* WORK TO BE COMPLETED *
Where a line holds the word "SRMTID", copy that line.

* DATA FOR THIS TASK *
**********

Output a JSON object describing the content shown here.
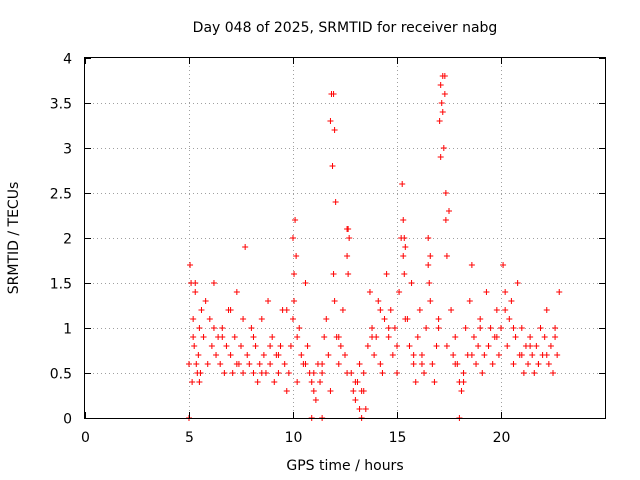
{
  "chart_data": {
    "type": "scatter",
    "title": "Day 048 of 2025, SRMTID for receiver nabg",
    "xlabel": "GPS time / hours",
    "ylabel": "SRMTID / TECUs",
    "xlim": [
      0,
      25
    ],
    "ylim": [
      0,
      4
    ],
    "xticks": [
      0,
      5,
      10,
      15,
      20
    ],
    "xtick_labels": [
      "0",
      "5",
      "10",
      "15",
      "20"
    ],
    "yticks": [
      0,
      0.5,
      1,
      1.5,
      2,
      2.5,
      3,
      3.5,
      4
    ],
    "ytick_labels": [
      "0",
      "0.5",
      "1",
      "1.5",
      "2",
      "2.5",
      "3",
      "3.5",
      "4"
    ],
    "grid": true,
    "marker": "plus",
    "series": [
      {
        "name": "SRMTID",
        "color": "#ff0000",
        "x": [
          5.0,
          5.05,
          5.1,
          5.15,
          5.2,
          5.25,
          5.3,
          5.35,
          5.4,
          5.45,
          5.5,
          5.55,
          5.6,
          5.7,
          5.8,
          5.9,
          6.0,
          6.1,
          6.2,
          6.3,
          6.4,
          6.5,
          6.6,
          6.7,
          6.8,
          6.9,
          7.0,
          7.1,
          7.2,
          7.3,
          7.4,
          7.5,
          7.6,
          7.7,
          7.8,
          7.9,
          8.0,
          8.1,
          8.2,
          8.3,
          8.4,
          8.5,
          8.6,
          8.7,
          8.8,
          8.9,
          9.0,
          9.1,
          9.2,
          9.3,
          9.4,
          9.5,
          9.6,
          9.7,
          9.8,
          9.9,
          10.0,
          10.05,
          10.1,
          10.15,
          10.2,
          10.3,
          10.4,
          10.5,
          10.6,
          10.7,
          10.8,
          10.9,
          11.0,
          11.1,
          11.2,
          11.3,
          11.4,
          11.5,
          11.6,
          11.7,
          11.8,
          11.85,
          11.9,
          11.95,
          12.0,
          12.1,
          12.2,
          12.3,
          12.4,
          12.5,
          12.6,
          12.65,
          12.7,
          12.8,
          12.9,
          13.0,
          13.1,
          13.2,
          13.3,
          13.4,
          13.5,
          13.6,
          13.7,
          13.8,
          13.9,
          14.0,
          14.1,
          14.2,
          14.3,
          14.4,
          14.5,
          14.6,
          14.7,
          14.8,
          14.9,
          15.0,
          15.1,
          15.2,
          15.25,
          15.3,
          15.35,
          15.4,
          15.5,
          15.6,
          15.7,
          15.8,
          15.9,
          16.0,
          16.1,
          16.2,
          16.3,
          16.4,
          16.5,
          16.6,
          16.7,
          16.8,
          16.9,
          17.0,
          17.05,
          17.1,
          17.15,
          17.2,
          17.25,
          17.3,
          17.35,
          17.4,
          17.5,
          17.6,
          17.7,
          17.8,
          17.9,
          18.0,
          18.1,
          18.2,
          18.3,
          18.4,
          18.5,
          18.6,
          18.7,
          18.8,
          18.9,
          19.0,
          19.1,
          19.2,
          19.3,
          19.4,
          19.5,
          19.6,
          19.7,
          19.8,
          19.9,
          20.0,
          20.1,
          20.2,
          20.3,
          20.4,
          20.5,
          20.6,
          20.7,
          20.8,
          20.9,
          21.0,
          21.1,
          21.2,
          21.3,
          21.4,
          21.5,
          21.6,
          21.7,
          21.8,
          21.9,
          22.0,
          22.1,
          22.2,
          22.3,
          22.4,
          22.5,
          22.6,
          22.7,
          22.8,
          5.2,
          5.3,
          5.5,
          6.2,
          6.6,
          7.0,
          7.3,
          7.6,
          8.1,
          8.5,
          8.9,
          9.3,
          9.7,
          10.2,
          10.6,
          11.0,
          11.4,
          11.8,
          12.2,
          12.6,
          13.0,
          13.4,
          13.8,
          14.2,
          14.6,
          15.0,
          15.4,
          15.8,
          16.2,
          16.6,
          17.0,
          17.4,
          17.8,
          18.2,
          18.6,
          19.0,
          19.4,
          19.8,
          20.2,
          20.6,
          21.0,
          21.4,
          21.8,
          22.2,
          22.6,
          11.95,
          12.0,
          12.05,
          15.3,
          15.35,
          17.1,
          17.2,
          17.3,
          17.35,
          12.6,
          12.65,
          10.0,
          10.05,
          16.5,
          16.55,
          5.0,
          10.9,
          11.4,
          13.2,
          13.3,
          18.0
        ],
        "y": [
          0.6,
          1.7,
          1.5,
          0.4,
          1.1,
          0.8,
          1.4,
          0.6,
          0.5,
          0.7,
          1.0,
          0.5,
          1.2,
          0.9,
          1.3,
          0.6,
          1.1,
          0.8,
          1.5,
          0.7,
          0.9,
          0.6,
          1.0,
          0.5,
          0.8,
          1.2,
          0.7,
          0.5,
          0.9,
          1.4,
          0.6,
          0.8,
          0.5,
          1.9,
          0.7,
          0.6,
          1.0,
          0.5,
          0.8,
          0.4,
          0.6,
          1.1,
          0.7,
          0.5,
          1.3,
          0.6,
          0.9,
          0.4,
          0.7,
          0.5,
          0.8,
          1.2,
          0.6,
          0.3,
          0.5,
          0.8,
          1.1,
          1.3,
          2.2,
          1.8,
          0.9,
          1.0,
          0.7,
          0.6,
          1.5,
          0.8,
          0.5,
          0.4,
          0.3,
          0.2,
          0.6,
          0.4,
          0.5,
          0.9,
          1.1,
          0.7,
          3.3,
          3.6,
          2.8,
          1.6,
          1.3,
          0.9,
          0.6,
          0.8,
          1.2,
          0.7,
          1.8,
          2.1,
          2.0,
          0.5,
          0.3,
          0.2,
          0.4,
          0.6,
          0.3,
          0.5,
          0.1,
          0.8,
          1.4,
          1.0,
          0.7,
          0.9,
          1.3,
          0.6,
          0.5,
          1.1,
          1.6,
          0.9,
          1.2,
          0.7,
          1.0,
          0.5,
          1.4,
          2.0,
          2.6,
          1.8,
          1.6,
          1.9,
          1.1,
          0.8,
          1.5,
          0.6,
          0.4,
          0.9,
          1.2,
          0.7,
          0.5,
          1.0,
          2.0,
          1.8,
          0.6,
          0.4,
          0.8,
          1.1,
          3.3,
          2.9,
          3.5,
          3.8,
          3.0,
          3.6,
          2.5,
          1.8,
          2.3,
          1.2,
          0.7,
          0.9,
          0.6,
          0.4,
          0.3,
          0.5,
          1.0,
          0.7,
          1.3,
          1.7,
          0.9,
          0.6,
          0.8,
          1.1,
          0.5,
          0.7,
          1.4,
          0.8,
          1.0,
          0.6,
          0.9,
          1.2,
          0.7,
          1.0,
          1.7,
          1.4,
          0.8,
          1.1,
          1.3,
          0.6,
          0.9,
          1.5,
          0.7,
          1.0,
          0.5,
          0.8,
          0.6,
          0.9,
          0.7,
          0.5,
          0.8,
          0.6,
          1.0,
          0.7,
          0.9,
          1.2,
          0.6,
          0.8,
          0.5,
          1.0,
          0.7,
          1.4,
          0.9,
          1.5,
          0.4,
          1.0,
          0.9,
          1.2,
          0.6,
          1.1,
          0.9,
          0.5,
          0.8,
          0.7,
          1.2,
          0.4,
          0.6,
          0.5,
          0.6,
          0.3,
          0.9,
          0.5,
          0.4,
          0.3,
          0.9,
          1.2,
          1.0,
          0.8,
          1.1,
          0.7,
          0.6,
          1.3,
          1.0,
          0.8,
          0.6,
          0.4,
          0.7,
          1.0,
          0.8,
          0.9,
          1.2,
          1.0,
          0.7,
          0.8,
          0.6,
          0.7,
          0.9,
          3.6,
          3.2,
          2.4,
          2.2,
          2.0,
          3.7,
          3.4,
          3.8,
          2.2,
          2.1,
          1.6,
          2.0,
          1.6,
          1.7,
          1.5,
          0.0,
          0.0,
          0.0,
          0.1,
          0.0,
          0.0
        ]
      }
    ]
  }
}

**********

* FULL SOLUTION *
    "title": "Day 048 of 2025, SRMTID for receiver nabg",
    "ylabel": "SRMTID / TECUs",
        "name": "SRMTID",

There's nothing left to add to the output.